Directions for this task: Copy the records that follow exactly as written, but not their pictures.

━━ Records for this task

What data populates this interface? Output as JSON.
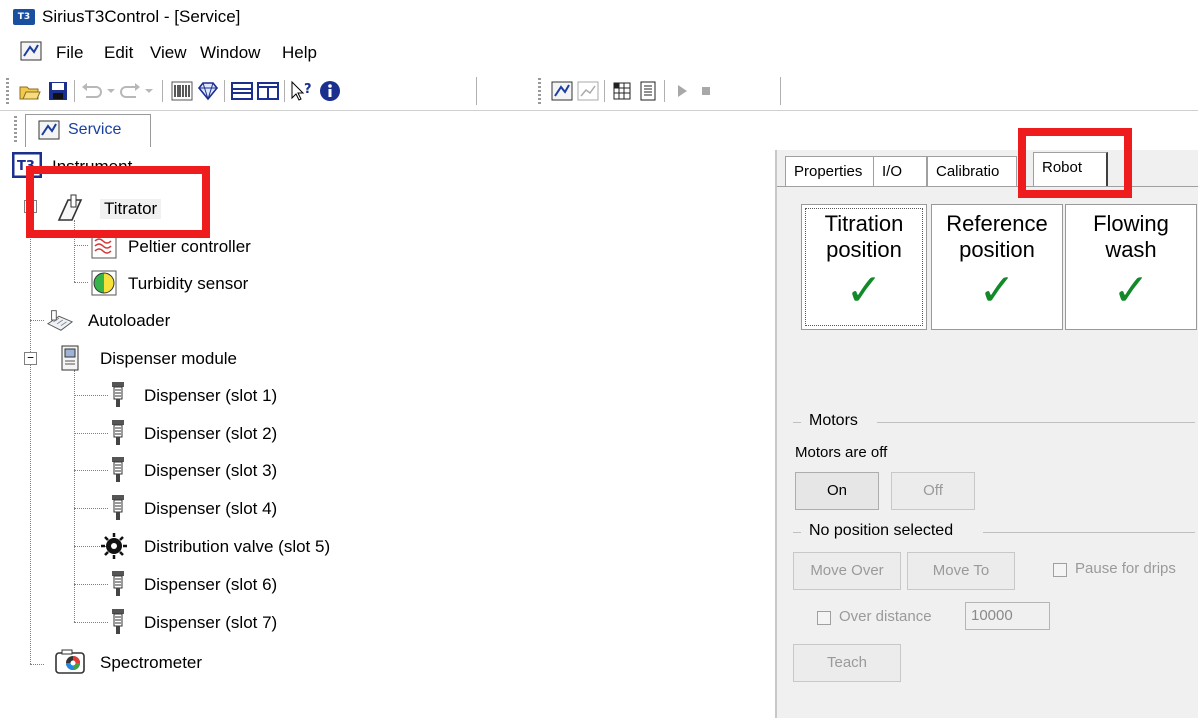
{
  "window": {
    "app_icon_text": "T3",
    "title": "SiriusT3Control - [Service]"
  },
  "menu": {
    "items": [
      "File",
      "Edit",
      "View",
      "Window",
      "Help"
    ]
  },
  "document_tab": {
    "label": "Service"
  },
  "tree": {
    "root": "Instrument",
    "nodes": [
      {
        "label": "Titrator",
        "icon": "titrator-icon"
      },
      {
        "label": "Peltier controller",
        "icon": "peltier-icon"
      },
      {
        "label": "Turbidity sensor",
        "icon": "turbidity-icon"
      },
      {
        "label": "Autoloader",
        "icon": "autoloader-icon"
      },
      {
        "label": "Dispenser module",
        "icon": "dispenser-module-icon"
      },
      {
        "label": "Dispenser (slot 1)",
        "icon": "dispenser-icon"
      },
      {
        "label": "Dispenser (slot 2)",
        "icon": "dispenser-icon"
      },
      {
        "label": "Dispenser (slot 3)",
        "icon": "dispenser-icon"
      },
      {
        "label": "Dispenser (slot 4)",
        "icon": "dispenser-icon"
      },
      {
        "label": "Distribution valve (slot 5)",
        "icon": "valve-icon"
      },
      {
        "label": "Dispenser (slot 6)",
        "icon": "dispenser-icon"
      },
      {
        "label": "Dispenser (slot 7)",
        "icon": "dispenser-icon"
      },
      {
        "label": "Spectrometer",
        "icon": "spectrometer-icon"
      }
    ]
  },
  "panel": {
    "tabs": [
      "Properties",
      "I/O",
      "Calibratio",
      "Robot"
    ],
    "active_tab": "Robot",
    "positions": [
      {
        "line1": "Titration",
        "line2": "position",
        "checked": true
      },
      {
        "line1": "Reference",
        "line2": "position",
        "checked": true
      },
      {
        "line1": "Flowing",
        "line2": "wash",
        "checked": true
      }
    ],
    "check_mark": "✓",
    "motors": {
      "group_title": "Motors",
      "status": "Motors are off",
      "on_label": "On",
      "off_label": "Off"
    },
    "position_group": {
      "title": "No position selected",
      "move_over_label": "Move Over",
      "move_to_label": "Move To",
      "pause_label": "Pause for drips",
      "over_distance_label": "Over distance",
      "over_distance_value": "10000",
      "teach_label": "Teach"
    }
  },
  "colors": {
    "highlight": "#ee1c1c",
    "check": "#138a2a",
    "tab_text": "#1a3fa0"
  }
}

━━━━

Exercise solution:
What data populates this interface? Output as JSON.
{
  "window": {
    "app_icon_text": "T3",
    "title": "SiriusT3Control - [Service]"
  },
  "menu": {
    "items": [
      "File",
      "Edit",
      "View",
      "Window",
      "Help"
    ]
  },
  "document_tab": {
    "label": "Service"
  },
  "tree": {
    "root": "Instrument",
    "nodes": [
      {
        "label": "Titrator",
        "icon": "titrator-icon"
      },
      {
        "label": "Peltier controller",
        "icon": "peltier-icon"
      },
      {
        "label": "Turbidity sensor",
        "icon": "turbidity-icon"
      },
      {
        "label": "Autoloader",
        "icon": "autoloader-icon"
      },
      {
        "label": "Dispenser module",
        "icon": "dispenser-module-icon"
      },
      {
        "label": "Dispenser (slot 1)",
        "icon": "dispenser-icon"
      },
      {
        "label": "Dispenser (slot 2)",
        "icon": "dispenser-icon"
      },
      {
        "label": "Dispenser (slot 3)",
        "icon": "dispenser-icon"
      },
      {
        "label": "Dispenser (slot 4)",
        "icon": "dispenser-icon"
      },
      {
        "label": "Distribution valve (slot 5)",
        "icon": "valve-icon"
      },
      {
        "label": "Dispenser (slot 6)",
        "icon": "dispenser-icon"
      },
      {
        "label": "Dispenser (slot 7)",
        "icon": "dispenser-icon"
      },
      {
        "label": "Spectrometer",
        "icon": "spectrometer-icon"
      }
    ]
  },
  "panel": {
    "tabs": [
      "Properties",
      "I/O",
      "Calibratio",
      "Robot"
    ],
    "active_tab": "Robot",
    "positions": [
      {
        "line1": "Titration",
        "line2": "position",
        "checked": true
      },
      {
        "line1": "Reference",
        "line2": "position",
        "checked": true
      },
      {
        "line1": "Flowing",
        "line2": "wash",
        "checked": true
      }
    ],
    "check_mark": "✓",
    "motors": {
      "group_title": "Motors",
      "status": "Motors are off",
      "on_label": "On",
      "off_label": "Off"
    },
    "position_group": {
      "title": "No position selected",
      "move_over_label": "Move Over",
      "move_to_label": "Move To",
      "pause_label": "Pause for drips",
      "over_distance_label": "Over distance",
      "over_distance_value": "10000",
      "teach_label": "Teach"
    }
  },
  "colors": {
    "highlight": "#ee1c1c",
    "check": "#138a2a",
    "tab_text": "#1a3fa0"
  }
}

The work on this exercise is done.